■ Task goal
Only the number is wanted: how many lines hold the word "watermark"?

[Source data]

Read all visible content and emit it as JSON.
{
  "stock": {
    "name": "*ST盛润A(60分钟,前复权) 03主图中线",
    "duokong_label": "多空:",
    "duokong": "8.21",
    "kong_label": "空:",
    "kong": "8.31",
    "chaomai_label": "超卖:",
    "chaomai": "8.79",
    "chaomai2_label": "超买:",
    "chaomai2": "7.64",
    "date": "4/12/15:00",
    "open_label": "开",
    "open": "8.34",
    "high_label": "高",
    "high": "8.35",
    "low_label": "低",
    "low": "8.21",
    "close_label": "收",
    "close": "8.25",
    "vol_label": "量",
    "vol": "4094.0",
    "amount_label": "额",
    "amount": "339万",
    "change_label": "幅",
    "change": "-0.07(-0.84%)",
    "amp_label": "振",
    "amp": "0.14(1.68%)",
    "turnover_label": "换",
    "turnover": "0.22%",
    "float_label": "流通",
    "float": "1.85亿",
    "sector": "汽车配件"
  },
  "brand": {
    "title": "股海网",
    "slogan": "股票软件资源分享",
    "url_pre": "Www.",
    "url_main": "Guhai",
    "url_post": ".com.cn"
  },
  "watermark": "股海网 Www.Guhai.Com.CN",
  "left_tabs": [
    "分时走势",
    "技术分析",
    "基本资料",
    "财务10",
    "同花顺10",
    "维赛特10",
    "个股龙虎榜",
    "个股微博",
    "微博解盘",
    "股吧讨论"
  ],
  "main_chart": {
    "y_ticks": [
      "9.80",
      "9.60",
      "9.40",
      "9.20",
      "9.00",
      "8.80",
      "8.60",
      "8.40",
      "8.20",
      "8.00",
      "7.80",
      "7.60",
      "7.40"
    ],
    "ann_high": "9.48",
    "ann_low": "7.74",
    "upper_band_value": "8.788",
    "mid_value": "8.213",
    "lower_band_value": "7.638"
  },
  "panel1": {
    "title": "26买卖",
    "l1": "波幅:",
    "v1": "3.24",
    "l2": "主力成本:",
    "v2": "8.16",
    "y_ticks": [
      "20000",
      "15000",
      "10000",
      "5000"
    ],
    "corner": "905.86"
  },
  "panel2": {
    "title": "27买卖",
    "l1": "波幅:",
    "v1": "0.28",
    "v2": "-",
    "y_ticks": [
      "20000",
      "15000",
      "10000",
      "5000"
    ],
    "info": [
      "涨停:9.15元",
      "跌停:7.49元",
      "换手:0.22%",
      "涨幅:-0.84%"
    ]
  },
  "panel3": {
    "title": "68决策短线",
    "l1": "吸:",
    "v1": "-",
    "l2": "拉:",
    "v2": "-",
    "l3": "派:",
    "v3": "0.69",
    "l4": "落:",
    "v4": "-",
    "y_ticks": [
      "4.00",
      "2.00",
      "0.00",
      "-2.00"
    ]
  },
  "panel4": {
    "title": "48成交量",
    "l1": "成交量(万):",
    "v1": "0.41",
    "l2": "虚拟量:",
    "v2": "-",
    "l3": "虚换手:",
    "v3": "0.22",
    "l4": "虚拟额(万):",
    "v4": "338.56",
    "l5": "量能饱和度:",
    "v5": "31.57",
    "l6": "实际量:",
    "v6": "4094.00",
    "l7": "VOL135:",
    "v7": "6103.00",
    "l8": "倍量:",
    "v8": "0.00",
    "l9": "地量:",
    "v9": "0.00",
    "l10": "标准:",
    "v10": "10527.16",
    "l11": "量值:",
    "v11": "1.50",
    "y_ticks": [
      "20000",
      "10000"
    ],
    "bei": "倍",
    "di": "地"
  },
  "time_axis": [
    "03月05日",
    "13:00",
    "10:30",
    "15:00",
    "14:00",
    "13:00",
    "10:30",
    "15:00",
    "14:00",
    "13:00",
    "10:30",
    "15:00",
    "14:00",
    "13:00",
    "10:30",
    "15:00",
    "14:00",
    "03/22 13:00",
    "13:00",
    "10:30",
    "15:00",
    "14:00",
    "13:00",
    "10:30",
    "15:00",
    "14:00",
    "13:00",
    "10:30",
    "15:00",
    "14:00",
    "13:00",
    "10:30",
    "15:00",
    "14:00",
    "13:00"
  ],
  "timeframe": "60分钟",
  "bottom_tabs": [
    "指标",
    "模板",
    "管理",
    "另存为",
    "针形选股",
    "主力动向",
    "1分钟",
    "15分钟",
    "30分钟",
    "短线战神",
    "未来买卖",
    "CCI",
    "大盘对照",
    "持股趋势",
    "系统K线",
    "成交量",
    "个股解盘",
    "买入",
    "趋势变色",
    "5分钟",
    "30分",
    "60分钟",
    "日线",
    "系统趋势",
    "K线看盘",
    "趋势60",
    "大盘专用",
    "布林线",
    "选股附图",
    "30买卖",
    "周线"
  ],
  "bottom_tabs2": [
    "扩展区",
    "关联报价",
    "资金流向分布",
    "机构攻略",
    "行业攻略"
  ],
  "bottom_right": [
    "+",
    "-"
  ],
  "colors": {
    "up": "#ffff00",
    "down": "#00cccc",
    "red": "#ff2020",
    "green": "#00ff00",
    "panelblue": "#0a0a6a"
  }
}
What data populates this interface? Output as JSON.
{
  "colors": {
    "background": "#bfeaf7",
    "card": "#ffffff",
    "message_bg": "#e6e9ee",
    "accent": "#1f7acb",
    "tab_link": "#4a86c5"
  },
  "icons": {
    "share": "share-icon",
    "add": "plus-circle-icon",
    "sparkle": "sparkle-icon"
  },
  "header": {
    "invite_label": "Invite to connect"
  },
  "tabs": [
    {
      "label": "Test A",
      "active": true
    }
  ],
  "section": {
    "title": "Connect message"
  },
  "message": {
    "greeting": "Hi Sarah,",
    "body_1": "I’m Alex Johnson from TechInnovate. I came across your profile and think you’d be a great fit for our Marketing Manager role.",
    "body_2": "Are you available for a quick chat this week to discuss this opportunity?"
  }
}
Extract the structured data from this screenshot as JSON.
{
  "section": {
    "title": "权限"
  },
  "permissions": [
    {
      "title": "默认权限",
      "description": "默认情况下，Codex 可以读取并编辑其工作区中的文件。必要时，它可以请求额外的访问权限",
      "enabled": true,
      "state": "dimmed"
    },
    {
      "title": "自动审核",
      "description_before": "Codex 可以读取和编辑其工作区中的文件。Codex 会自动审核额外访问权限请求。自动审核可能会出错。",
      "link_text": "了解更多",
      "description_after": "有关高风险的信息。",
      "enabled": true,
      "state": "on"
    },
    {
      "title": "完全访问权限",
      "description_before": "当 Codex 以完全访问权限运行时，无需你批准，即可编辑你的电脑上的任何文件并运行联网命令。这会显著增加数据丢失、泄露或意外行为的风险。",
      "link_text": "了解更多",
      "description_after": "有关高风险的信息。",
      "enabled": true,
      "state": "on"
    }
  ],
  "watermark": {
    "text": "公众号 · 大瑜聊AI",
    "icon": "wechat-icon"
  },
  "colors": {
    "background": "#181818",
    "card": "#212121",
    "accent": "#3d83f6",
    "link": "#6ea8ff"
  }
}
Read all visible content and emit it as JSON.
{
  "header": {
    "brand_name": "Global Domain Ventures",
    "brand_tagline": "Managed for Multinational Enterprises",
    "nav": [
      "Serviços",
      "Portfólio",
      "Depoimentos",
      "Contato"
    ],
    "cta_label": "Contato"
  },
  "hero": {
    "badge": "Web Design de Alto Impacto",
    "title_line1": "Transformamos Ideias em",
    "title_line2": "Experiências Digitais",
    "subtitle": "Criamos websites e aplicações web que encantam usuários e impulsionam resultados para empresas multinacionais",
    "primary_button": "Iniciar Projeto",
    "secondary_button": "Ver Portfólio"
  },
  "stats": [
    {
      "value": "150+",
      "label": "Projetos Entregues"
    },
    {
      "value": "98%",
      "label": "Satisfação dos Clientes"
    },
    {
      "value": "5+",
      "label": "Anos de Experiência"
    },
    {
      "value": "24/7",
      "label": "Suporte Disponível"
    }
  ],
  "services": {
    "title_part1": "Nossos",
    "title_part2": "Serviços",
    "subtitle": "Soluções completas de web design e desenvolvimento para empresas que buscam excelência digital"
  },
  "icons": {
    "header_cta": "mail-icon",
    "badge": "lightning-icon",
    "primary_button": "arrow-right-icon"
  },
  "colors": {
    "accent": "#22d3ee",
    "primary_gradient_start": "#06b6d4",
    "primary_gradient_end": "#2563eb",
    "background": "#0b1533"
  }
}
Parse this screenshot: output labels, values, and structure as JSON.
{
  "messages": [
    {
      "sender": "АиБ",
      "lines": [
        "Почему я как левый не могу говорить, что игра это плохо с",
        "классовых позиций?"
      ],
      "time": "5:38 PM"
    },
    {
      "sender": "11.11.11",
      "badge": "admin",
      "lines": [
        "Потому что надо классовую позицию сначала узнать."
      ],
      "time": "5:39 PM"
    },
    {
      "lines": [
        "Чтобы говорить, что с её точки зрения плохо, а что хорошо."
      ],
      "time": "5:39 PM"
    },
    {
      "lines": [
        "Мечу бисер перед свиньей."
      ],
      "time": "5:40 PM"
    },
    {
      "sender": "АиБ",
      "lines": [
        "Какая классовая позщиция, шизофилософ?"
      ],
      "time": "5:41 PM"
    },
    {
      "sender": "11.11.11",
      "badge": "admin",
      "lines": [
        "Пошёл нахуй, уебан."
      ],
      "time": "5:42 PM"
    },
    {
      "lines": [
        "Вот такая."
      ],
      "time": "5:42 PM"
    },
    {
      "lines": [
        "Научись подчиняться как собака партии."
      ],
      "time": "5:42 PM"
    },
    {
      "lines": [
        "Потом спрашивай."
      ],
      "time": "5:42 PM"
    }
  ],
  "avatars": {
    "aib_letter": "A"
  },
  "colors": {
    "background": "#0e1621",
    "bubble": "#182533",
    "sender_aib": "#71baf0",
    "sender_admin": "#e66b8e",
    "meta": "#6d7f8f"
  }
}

■ Solution below
2